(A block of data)
((
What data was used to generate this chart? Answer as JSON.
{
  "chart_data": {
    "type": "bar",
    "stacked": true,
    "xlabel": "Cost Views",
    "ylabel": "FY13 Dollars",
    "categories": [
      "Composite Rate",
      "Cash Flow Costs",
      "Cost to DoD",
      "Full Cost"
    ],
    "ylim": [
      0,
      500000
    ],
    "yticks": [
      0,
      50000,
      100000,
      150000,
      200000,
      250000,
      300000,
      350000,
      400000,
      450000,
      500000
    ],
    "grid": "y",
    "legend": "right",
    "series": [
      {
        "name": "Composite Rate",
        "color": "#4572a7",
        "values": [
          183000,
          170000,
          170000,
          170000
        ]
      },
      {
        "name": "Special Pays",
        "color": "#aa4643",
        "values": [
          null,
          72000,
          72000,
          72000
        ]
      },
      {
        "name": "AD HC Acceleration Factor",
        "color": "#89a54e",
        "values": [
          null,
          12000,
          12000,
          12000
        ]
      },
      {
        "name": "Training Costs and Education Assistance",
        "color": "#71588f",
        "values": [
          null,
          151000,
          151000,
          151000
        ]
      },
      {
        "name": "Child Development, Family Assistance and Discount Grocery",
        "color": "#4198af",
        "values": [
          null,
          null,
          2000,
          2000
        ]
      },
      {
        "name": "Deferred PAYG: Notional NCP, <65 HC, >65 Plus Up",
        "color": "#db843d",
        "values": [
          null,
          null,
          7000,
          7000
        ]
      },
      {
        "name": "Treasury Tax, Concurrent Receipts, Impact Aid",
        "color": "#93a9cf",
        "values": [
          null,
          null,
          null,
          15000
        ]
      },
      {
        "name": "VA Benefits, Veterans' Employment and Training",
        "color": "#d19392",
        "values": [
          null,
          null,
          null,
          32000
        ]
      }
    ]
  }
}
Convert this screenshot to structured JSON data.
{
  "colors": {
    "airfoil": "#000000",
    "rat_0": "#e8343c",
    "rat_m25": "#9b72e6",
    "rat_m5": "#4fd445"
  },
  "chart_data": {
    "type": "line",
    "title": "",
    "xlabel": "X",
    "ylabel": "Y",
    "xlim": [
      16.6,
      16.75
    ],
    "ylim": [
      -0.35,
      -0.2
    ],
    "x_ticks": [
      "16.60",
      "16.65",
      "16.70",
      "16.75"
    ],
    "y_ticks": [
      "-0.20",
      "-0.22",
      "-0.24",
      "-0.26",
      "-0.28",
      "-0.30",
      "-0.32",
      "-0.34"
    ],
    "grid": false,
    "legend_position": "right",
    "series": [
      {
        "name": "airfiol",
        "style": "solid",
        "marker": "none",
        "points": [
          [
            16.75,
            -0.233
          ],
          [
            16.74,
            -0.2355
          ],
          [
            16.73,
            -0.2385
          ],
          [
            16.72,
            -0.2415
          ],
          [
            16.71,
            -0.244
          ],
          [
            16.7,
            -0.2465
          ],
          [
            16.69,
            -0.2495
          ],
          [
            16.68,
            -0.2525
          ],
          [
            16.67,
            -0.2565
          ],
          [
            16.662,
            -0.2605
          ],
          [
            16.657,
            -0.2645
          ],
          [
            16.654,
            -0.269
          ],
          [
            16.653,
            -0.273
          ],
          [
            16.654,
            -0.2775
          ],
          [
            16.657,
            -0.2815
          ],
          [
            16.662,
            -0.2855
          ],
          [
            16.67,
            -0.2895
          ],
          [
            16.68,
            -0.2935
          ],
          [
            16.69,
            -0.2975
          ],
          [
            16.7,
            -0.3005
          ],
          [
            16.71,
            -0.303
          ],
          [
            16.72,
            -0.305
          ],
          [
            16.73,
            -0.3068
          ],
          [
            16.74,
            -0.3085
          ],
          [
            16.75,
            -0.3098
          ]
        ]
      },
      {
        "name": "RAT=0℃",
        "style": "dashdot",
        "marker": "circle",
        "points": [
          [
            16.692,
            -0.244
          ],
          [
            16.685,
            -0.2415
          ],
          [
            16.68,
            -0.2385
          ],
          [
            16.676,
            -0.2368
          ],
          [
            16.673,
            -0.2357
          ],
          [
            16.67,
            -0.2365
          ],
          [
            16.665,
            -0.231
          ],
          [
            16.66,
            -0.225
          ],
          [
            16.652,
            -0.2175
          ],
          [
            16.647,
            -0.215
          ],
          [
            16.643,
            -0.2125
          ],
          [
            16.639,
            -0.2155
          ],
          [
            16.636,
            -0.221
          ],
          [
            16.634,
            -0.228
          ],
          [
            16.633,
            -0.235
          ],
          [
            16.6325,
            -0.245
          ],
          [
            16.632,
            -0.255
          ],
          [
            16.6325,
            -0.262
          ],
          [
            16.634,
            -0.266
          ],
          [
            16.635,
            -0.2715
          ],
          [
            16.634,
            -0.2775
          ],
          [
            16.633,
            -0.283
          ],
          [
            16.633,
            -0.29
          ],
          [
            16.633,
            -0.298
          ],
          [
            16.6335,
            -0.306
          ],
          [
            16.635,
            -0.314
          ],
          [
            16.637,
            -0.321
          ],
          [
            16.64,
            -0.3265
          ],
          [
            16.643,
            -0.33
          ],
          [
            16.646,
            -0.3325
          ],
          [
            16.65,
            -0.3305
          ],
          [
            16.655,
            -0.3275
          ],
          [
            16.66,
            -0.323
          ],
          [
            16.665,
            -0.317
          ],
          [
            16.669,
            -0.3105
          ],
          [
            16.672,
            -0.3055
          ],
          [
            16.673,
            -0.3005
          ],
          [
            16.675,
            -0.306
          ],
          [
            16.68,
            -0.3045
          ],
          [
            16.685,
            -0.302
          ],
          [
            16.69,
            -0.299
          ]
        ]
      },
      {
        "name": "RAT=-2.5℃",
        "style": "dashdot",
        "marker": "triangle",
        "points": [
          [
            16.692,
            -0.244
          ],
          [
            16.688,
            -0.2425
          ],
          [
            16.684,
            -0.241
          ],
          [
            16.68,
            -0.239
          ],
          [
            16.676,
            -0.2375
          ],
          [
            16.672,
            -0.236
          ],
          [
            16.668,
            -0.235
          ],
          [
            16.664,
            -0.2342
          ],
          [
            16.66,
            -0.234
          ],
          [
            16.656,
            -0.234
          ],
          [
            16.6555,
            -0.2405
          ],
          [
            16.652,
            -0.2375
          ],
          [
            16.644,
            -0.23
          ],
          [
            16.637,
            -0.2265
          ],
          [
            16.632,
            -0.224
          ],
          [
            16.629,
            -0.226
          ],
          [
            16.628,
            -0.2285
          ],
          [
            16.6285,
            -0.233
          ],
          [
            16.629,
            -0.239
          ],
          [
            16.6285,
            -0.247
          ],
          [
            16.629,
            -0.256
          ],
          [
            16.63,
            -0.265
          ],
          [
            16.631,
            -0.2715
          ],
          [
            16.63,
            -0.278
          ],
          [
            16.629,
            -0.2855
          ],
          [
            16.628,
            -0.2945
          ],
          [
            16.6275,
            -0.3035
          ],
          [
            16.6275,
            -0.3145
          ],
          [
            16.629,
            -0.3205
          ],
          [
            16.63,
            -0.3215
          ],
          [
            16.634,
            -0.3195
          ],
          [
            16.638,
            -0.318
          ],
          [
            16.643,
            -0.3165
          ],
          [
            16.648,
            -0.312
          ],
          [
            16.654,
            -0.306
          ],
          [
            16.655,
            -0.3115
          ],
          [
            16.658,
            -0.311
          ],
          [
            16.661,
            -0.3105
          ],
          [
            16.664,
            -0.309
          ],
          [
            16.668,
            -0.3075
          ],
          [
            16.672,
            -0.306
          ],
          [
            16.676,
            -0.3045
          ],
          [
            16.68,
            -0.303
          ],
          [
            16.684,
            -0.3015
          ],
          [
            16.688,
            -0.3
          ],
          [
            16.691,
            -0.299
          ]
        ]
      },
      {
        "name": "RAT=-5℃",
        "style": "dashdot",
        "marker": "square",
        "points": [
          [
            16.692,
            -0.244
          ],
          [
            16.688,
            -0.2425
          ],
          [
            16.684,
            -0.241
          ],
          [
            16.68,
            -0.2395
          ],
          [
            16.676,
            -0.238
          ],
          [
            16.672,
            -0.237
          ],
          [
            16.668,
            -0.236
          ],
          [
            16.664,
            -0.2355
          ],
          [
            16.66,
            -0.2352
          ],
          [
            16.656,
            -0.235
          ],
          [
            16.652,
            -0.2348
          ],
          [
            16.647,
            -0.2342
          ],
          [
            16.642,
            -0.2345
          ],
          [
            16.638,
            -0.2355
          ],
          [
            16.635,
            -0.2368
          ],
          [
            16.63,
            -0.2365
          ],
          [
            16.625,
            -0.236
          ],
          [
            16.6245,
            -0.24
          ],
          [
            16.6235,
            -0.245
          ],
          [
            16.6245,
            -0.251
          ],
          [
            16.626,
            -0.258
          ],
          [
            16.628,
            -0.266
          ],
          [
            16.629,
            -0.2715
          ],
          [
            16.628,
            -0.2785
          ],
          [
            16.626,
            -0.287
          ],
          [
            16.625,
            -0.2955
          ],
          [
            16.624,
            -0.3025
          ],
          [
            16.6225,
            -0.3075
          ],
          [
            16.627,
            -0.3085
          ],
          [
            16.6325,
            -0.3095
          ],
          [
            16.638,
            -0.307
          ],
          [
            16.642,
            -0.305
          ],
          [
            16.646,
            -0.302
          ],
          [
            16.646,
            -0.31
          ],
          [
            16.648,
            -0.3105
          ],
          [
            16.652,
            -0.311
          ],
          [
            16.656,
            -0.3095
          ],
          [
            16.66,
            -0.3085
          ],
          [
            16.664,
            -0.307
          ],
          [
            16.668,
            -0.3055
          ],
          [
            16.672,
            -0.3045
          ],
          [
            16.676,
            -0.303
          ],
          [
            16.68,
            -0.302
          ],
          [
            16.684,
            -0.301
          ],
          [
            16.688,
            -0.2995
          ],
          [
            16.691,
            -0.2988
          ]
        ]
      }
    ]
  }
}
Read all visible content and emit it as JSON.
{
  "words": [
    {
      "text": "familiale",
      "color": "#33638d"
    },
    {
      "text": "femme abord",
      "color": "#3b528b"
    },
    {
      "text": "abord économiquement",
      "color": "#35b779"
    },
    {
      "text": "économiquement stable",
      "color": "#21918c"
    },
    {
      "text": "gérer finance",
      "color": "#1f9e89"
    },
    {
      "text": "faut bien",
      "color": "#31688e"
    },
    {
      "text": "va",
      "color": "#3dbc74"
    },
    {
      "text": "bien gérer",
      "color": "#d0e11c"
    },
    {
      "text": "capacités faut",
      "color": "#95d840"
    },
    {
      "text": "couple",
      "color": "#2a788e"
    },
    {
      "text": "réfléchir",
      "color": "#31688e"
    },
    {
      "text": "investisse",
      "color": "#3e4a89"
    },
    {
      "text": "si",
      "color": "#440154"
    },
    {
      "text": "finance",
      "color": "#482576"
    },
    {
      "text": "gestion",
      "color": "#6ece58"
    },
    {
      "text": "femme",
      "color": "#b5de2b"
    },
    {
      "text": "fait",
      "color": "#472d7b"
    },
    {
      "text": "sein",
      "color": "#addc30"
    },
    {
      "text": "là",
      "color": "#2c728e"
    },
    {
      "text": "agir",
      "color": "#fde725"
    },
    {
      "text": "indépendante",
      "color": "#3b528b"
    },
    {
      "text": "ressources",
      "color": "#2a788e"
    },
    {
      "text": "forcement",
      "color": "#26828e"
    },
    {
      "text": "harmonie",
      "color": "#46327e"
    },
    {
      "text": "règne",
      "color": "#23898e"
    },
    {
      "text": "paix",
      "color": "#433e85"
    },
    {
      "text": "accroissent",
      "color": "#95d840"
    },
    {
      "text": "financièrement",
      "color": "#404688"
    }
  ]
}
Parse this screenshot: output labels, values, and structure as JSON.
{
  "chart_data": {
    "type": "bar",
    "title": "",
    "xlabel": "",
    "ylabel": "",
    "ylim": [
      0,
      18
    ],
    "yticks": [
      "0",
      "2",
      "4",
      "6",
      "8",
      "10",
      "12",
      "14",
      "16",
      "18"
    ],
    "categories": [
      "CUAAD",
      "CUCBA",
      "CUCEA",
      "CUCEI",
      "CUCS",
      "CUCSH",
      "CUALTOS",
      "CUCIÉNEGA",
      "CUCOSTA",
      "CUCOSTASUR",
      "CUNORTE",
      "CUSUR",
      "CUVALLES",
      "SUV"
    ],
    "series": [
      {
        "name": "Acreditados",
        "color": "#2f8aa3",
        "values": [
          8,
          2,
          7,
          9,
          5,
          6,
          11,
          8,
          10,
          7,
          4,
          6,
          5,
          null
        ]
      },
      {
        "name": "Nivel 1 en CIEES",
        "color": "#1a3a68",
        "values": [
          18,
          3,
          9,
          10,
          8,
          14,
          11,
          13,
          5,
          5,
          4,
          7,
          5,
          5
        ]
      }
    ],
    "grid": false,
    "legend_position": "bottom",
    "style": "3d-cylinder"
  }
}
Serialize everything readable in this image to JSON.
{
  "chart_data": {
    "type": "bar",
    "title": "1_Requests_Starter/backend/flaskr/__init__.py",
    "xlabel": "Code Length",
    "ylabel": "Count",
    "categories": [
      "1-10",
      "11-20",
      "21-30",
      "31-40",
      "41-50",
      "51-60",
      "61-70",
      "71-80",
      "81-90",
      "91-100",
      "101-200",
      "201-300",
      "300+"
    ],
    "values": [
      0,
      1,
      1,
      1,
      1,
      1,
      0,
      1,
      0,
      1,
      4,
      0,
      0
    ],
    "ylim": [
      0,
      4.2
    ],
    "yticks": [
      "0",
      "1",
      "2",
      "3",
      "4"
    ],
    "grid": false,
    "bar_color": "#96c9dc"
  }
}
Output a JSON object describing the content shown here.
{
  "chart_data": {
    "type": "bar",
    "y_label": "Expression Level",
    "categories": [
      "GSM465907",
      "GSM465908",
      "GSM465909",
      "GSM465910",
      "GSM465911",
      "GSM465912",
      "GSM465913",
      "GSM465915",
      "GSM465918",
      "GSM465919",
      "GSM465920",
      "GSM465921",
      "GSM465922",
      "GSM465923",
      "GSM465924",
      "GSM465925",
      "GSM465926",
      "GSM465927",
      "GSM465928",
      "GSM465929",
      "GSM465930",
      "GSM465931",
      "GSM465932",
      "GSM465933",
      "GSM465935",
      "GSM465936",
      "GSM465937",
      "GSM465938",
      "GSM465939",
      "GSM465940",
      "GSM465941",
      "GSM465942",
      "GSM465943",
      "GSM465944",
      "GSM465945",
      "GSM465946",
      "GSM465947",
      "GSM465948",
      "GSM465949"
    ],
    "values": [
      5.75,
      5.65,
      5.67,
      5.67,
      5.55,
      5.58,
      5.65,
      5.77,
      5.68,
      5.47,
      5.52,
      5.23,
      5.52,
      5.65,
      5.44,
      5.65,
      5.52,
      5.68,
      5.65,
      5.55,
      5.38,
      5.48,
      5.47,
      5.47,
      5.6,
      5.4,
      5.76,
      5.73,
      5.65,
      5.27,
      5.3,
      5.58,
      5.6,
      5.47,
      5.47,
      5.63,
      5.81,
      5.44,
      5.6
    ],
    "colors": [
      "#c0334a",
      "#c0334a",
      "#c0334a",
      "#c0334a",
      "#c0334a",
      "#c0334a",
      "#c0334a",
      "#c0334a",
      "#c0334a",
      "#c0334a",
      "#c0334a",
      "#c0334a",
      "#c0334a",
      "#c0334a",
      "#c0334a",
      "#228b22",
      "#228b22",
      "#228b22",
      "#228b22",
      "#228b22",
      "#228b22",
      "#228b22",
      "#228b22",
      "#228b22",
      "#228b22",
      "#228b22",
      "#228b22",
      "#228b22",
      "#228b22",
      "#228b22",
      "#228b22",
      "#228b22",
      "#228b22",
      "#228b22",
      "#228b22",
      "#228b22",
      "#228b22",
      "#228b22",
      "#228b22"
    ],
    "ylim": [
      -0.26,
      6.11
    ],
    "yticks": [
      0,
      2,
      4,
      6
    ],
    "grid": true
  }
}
))
# The task:
Look through the entries and find each line that has the string "Assistance". Copy those lines.

# Solution:
        "name": "Training Costs and Education Assistance",
        "name": "Child Development, Family Assistance and Discount Grocery",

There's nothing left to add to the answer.